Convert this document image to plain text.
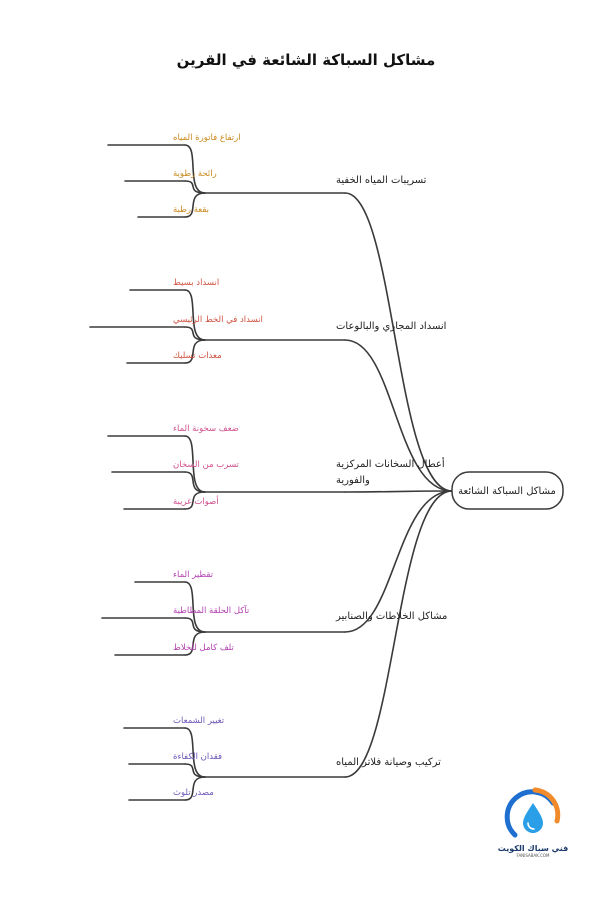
مشاكل السباكة الشائعة في القرين
تسريبات المياه الخفية
ارتفاع فاتورة المياه
رائحة رطوبة
بقعة رطبة
انسداد المجاري والبالوعات
انسداد بسيط
انسداد في الخط الرئيسي
معدات تسليك
أعطال السخانات المركزية
والفورية
ضعف سخونة الماء
تسرب من السخان
أصوات غريبة
مشاكل الخلاطات والصنابير
تقطير الماء
تآكل الحلقة المطاطية
تلف كامل للخلاط
تركيب وصيانة فلاتر المياه
تغيير الشمعات
فقدان الكفاءة
مصدر تلوث
مشاكل السباكة الشائعة
فني سباك الكويت
FANISABAK.COM
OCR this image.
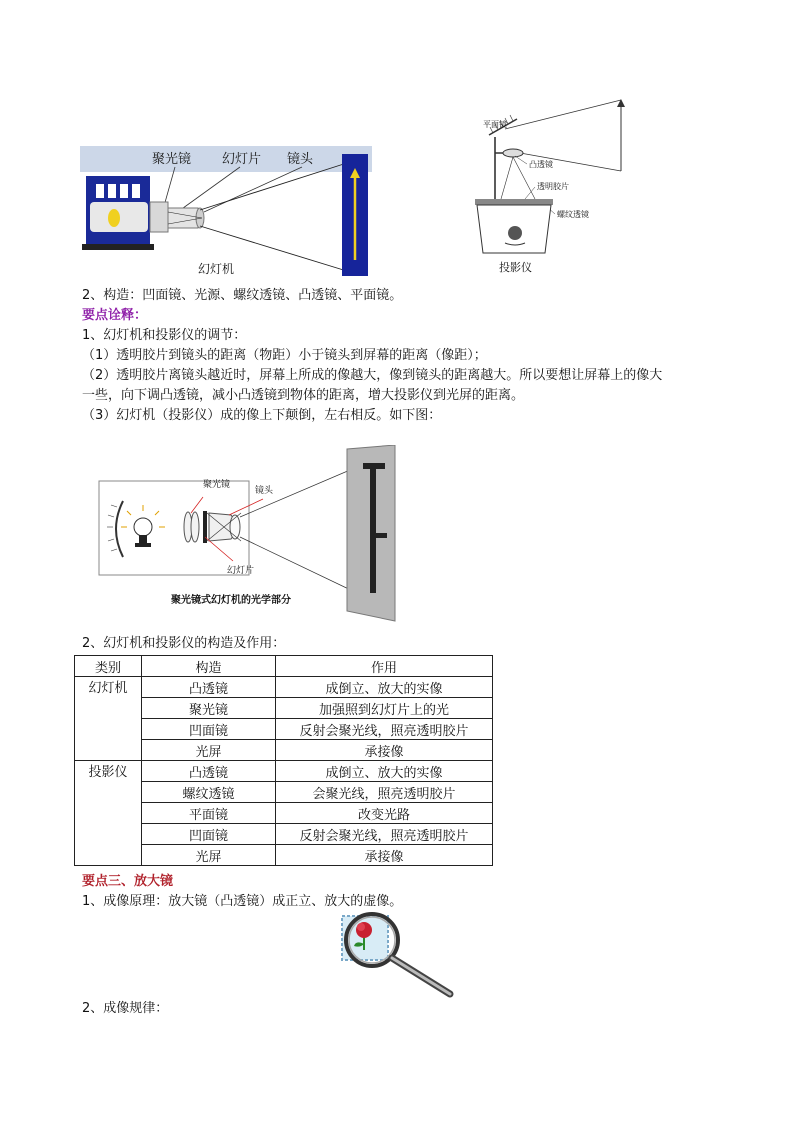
聚光镜 幻灯片 镜头
幻灯机
平面镜
凸透镜
透明胶片
螺纹透镜
投影仪
2、构造：凹面镜、光源、螺纹透镜、凸透镜、平面镜。
要点诠释：
1、幻灯机和投影仪的调节：
（1）透明胶片到镜头的距离（物距）小于镜头到屏幕的距离（像距）；
（2）透明胶片离镜头越近时，屏幕上所成的像越大，像到镜头的距离越大。所以要想让屏幕上的像大
一些，向下调凸透镜，减小凸透镜到物体的距离，增大投影仪到光屏的距离。
（3）幻灯机（投影仪）成的像上下颠倒，左右相反。如下图：
聚光镜
镜头
幻灯片
聚光镜式幻灯机的光学部分
2、幻灯机和投影仪的构造及作用：
类别	构造	作用
幻灯机	凸透镜	成倒立、放大的实像
	聚光镜	加强照到幻灯片上的光
	凹面镜	反射会聚光线，照亮透明胶片
	光屏	承接像
投影仪	凸透镜	成倒立、放大的实像
	螺纹透镜	会聚光线，照亮透明胶片
	平面镜	改变光路
	凹面镜	反射会聚光线，照亮透明胶片
	光屏	承接像
要点三、放大镜
1、成像原理：放大镜（凸透镜）成正立、放大的虚像。
2、成像规律：
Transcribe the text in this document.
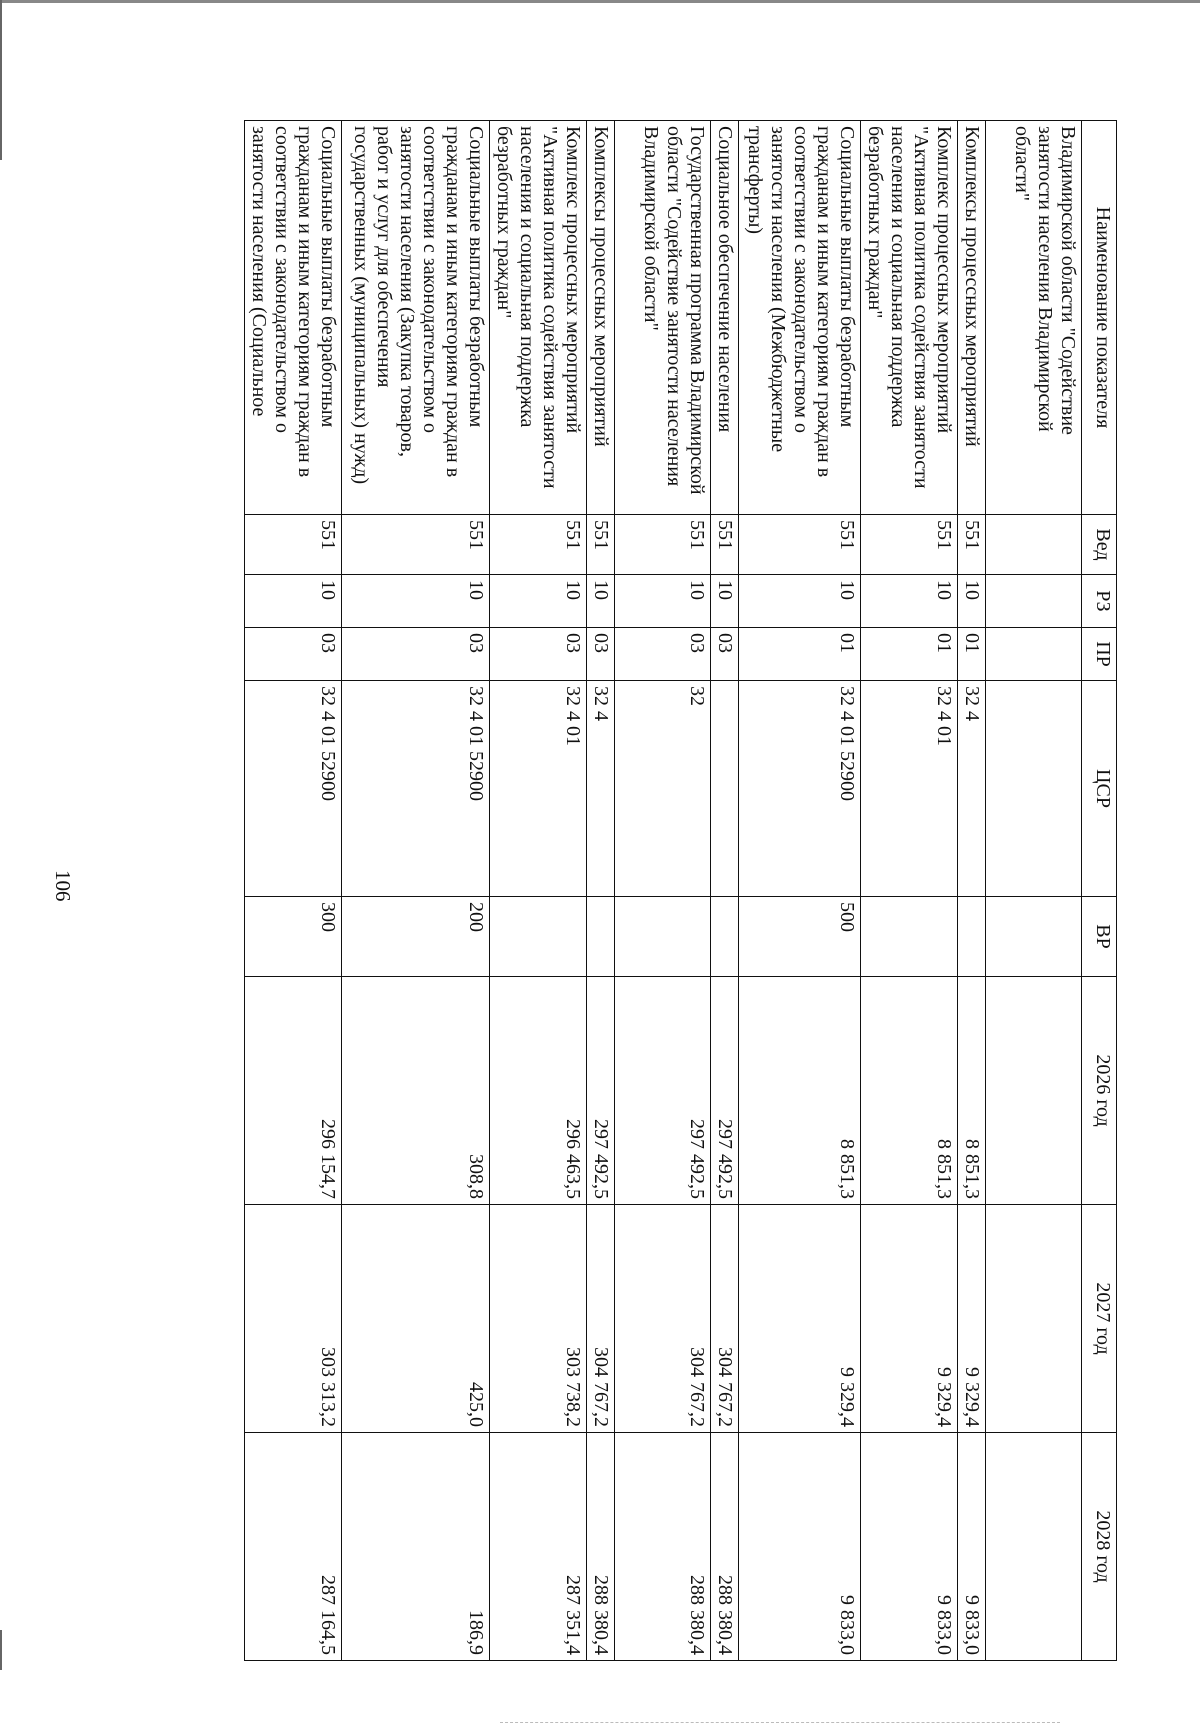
106
Наименование показателя	Вед	РЗ	ПР	ЦСР	ВР	2026 год	2027 год	2028 год
Владимирской области "Содействие занятости населения Владимирской области"								
Комплексы процессных мероприятий	551	10	01	32 4		8 851,3	9 329,4	9 833,0
Комплекс процессных мероприятий "Активная политика содействия занятости населения и социальная поддержка безработных граждан"	551	10	01	32 4 01		8 851,3	9 329,4	9 833,0
Социальные выплаты безработным гражданам и иным категориям граждан в соответствии с законодательством о занятости населения (Межбюджетные трансферты)	551	10	01	32 4 01 52900	500	8 851,3	9 329,4	9 833,0
Социальное обеспечение населения	551	10	03			297 492,5	304 767,2	288 380,4
Государственная программа Владимирской области "Содействие занятости населения Владимирской области"	551	10	03	32		297 492,5	304 767,2	288 380,4
Комплексы процессных мероприятий	551	10	03	32 4		297 492,5	304 767,2	288 380,4
Комплекс процессных мероприятий "Активная политика содействия занятости населения и социальная поддержка безработных граждан"	551	10	03	32 4 01		296 463,5	303 738,2	287 351,4
Социальные выплаты безработным гражданам и иным категориям граждан в соответствии с законодательством о занятости населения (Закупка товаров, работ и услуг для обеспечения государственных (муниципальных) нужд)	551	10	03	32 4 01 52900	200	308,8	425,0	186,9
Социальные выплаты безработным гражданам и иным категориям граждан в соответствии с законодательством о занятости населения (Социальное	551	10	03	32 4 01 52900	300	296 154,7	303 313,2	287 164,5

• [Aim]:
All lines holding the word "иным" should be picked out and copied.

• [Solution to this problem]:
Социальные выплаты безработным гражданам и иным категориям граждан в соответствии с законодательством о занятости населения (Межбюджетные трансферты)	551	10	01	32 4 01 52900	500	8 851,3	9 329,4	9 833,0
Социальные выплаты безработным гражданам и иным категориям граждан в соответствии с законодательством о занятости населения (Закупка товаров, работ и услуг для обеспечения государственных (муниципальных) нужд)	551	10	03	32 4 01 52900	200	308,8	425,0	186,9
Социальные выплаты безработным гражданам и иным категориям граждан в соответствии с законодательством о занятости населения (Социальное	551	10	03	32 4 01 52900	300	296 154,7	303 313,2	287 164,5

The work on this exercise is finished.